— Data in this exercise —
--------

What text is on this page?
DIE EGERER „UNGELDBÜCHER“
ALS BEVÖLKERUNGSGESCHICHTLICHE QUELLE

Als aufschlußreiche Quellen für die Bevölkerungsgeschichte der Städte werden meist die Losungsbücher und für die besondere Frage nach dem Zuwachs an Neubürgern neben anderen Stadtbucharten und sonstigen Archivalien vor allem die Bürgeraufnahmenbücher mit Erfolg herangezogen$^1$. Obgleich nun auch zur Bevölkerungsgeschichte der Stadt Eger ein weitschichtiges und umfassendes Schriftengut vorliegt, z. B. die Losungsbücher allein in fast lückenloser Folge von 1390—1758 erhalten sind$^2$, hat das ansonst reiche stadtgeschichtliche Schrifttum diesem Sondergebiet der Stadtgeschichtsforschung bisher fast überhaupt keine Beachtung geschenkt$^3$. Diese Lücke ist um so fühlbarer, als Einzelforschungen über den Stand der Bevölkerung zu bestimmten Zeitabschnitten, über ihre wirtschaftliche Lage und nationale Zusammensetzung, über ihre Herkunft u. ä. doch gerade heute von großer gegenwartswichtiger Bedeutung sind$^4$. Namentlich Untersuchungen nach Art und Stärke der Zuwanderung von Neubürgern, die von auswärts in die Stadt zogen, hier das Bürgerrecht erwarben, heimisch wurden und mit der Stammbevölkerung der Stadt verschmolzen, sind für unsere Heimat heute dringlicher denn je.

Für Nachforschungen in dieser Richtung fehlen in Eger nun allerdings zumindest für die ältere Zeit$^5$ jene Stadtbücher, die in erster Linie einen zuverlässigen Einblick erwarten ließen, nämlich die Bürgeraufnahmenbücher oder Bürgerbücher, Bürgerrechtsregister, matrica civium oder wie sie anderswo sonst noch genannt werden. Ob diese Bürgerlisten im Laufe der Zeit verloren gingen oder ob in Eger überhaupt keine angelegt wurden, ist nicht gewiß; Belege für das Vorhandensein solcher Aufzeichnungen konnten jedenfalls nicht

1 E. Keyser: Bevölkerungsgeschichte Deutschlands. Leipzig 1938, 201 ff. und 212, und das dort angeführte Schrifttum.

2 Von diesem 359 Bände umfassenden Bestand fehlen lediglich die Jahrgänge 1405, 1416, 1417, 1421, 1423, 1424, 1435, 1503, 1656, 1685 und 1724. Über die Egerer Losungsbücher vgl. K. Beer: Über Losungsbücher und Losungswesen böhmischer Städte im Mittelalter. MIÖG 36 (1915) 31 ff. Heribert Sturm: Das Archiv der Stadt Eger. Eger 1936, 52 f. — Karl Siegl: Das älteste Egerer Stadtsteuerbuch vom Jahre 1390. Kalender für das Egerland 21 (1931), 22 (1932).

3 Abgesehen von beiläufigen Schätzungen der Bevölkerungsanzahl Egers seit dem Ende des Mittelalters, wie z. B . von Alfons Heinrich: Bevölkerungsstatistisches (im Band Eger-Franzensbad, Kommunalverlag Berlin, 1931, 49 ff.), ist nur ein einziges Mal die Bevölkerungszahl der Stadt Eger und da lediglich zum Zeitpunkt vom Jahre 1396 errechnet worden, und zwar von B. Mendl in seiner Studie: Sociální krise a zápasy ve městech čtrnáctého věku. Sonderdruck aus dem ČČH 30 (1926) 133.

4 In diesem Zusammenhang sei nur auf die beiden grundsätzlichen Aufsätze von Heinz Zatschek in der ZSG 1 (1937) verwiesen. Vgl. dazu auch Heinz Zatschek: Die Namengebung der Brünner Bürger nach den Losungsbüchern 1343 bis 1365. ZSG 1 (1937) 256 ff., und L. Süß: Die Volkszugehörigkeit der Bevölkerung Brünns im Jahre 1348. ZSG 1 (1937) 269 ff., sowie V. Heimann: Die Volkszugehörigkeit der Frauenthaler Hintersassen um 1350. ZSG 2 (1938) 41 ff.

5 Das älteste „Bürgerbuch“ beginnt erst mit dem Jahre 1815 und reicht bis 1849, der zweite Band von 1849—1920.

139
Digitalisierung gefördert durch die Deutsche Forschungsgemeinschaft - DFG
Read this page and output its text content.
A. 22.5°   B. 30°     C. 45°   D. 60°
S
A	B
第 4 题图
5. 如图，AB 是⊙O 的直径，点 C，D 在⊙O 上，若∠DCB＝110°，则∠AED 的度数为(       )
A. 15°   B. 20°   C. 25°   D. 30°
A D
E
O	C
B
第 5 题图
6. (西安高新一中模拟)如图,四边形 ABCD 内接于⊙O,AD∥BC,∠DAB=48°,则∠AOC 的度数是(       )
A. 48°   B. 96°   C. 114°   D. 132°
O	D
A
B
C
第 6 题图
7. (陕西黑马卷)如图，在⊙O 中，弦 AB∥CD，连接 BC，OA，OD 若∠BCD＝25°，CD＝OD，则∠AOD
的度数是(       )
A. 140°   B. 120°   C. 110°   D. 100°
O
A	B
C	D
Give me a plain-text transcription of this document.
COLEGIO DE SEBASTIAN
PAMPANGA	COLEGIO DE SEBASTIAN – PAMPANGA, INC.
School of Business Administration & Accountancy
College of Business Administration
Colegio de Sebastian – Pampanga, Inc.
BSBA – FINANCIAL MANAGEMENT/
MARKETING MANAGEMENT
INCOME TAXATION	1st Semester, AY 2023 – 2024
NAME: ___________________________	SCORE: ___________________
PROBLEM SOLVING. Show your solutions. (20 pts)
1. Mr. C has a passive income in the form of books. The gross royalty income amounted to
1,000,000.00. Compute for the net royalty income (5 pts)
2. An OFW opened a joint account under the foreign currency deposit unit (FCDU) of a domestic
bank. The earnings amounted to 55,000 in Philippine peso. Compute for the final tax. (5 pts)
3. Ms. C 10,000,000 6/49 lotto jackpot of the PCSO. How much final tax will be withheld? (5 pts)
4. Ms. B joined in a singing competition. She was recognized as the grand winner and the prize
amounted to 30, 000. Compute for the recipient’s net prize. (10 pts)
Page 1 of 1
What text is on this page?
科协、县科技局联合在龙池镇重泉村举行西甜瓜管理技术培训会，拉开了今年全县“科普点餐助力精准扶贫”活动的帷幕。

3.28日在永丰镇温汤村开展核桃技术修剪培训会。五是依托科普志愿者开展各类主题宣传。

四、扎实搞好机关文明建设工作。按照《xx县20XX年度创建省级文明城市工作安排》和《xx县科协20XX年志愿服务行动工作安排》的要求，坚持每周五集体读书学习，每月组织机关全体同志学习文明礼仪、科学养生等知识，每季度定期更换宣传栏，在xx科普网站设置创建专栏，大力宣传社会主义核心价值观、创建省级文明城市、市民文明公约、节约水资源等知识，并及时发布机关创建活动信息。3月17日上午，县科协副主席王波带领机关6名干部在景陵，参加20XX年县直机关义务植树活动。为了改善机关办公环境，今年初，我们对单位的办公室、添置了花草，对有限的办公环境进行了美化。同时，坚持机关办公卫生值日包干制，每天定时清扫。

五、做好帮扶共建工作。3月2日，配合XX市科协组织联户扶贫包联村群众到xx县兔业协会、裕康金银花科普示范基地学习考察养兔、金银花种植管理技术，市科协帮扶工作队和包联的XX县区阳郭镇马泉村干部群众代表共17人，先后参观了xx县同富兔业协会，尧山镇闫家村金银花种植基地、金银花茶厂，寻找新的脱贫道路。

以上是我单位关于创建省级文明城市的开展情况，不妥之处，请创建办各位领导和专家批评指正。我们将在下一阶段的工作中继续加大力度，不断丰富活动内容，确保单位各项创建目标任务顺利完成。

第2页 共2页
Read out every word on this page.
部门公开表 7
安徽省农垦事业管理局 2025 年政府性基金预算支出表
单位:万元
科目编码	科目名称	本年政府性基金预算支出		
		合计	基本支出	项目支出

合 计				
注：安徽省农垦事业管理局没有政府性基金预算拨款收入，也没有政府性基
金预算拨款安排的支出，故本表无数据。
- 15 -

--------

— Given problem —
Search the lines above for the string "Administration", then show every one that has it.

— Complete answer —
School of Business Administration & Accountancy
College of Business Administration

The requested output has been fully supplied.